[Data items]
------------------------------------------------------------

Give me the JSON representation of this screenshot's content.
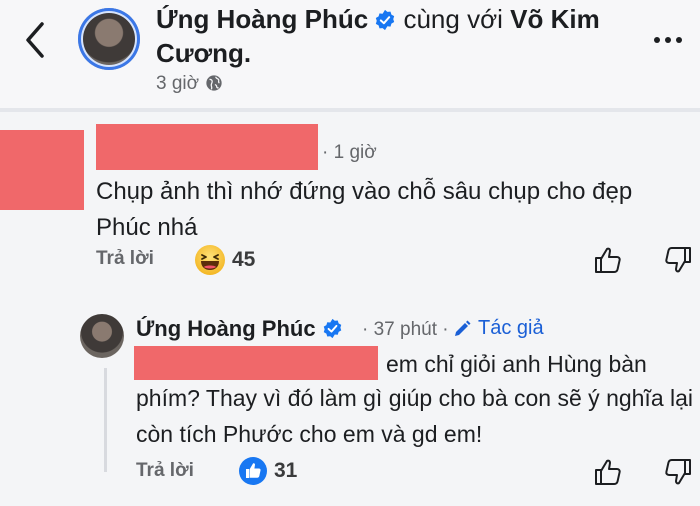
{
  "post": {
    "author": "Ứng Hoàng Phúc",
    "with_text": "cùng với",
    "tagged_first": "Võ Kim",
    "tagged_second": "Cương.",
    "time": "3 giờ"
  },
  "comments": [
    {
      "time": "· 1 giờ",
      "text": "Chụp ảnh thì nhớ đứng vào chỗ sâu chụp cho đẹp Phúc nhá",
      "reply_label": "Trả lời",
      "reaction_count": "45"
    }
  ],
  "reply": {
    "author": "Ứng Hoàng Phúc",
    "time": "· 37 phút ·",
    "author_badge": "Tác giả",
    "text_first": "em chỉ giỏi anh Hùng bàn",
    "text_rest": "phím? Thay vì đó làm gì giúp cho bà con sẽ ý nghĩa lại còn tích Phước cho em và gd em!",
    "reply_label": "Trả lời",
    "reaction_count": "31"
  },
  "colors": {
    "accent": "#1877f2",
    "redaction": "#f0686a",
    "muted": "#65676b"
  },
  "icons": [
    "back-arrow-icon",
    "verified-badge-icon",
    "globe-icon",
    "more-icon",
    "haha-reaction-icon",
    "like-reaction-icon",
    "thumbs-up-icon",
    "thumbs-down-icon",
    "pencil-icon"
  ]
}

------------------------------------------------------------

■ **Written problem**
The records above should be reproduced exactly, with no pictures included.

■ **Worked answer**
Give me the JSON representation of this screenshot's content.
{
  "post": {
    "author": "Ứng Hoàng Phúc",
    "with_text": "cùng với",
    "tagged_first": "Võ Kim",
    "tagged_second": "Cương.",
    "time": "3 giờ"
  },
  "comments": [
    {
      "time": "· 1 giờ",
      "text": "Chụp ảnh thì nhớ đứng vào chỗ sâu chụp cho đẹp Phúc nhá",
      "reply_label": "Trả lời",
      "reaction_count": "45"
    }
  ],
  "reply": {
    "author": "Ứng Hoàng Phúc",
    "time": "· 37 phút ·",
    "author_badge": "Tác giả",
    "text_first": "em chỉ giỏi anh Hùng bàn",
    "text_rest": "phím? Thay vì đó làm gì giúp cho bà con sẽ ý nghĩa lại còn tích Phước cho em và gd em!",
    "reply_label": "Trả lời",
    "reaction_count": "31"
  },
  "colors": {
    "accent": "#1877f2",
    "redaction": "#f0686a",
    "muted": "#65676b"
  },
  "icons": [
    "back-arrow-icon",
    "verified-badge-icon",
    "globe-icon",
    "more-icon",
    "haha-reaction-icon",
    "like-reaction-icon",
    "thumbs-up-icon",
    "thumbs-down-icon",
    "pencil-icon"
  ]
}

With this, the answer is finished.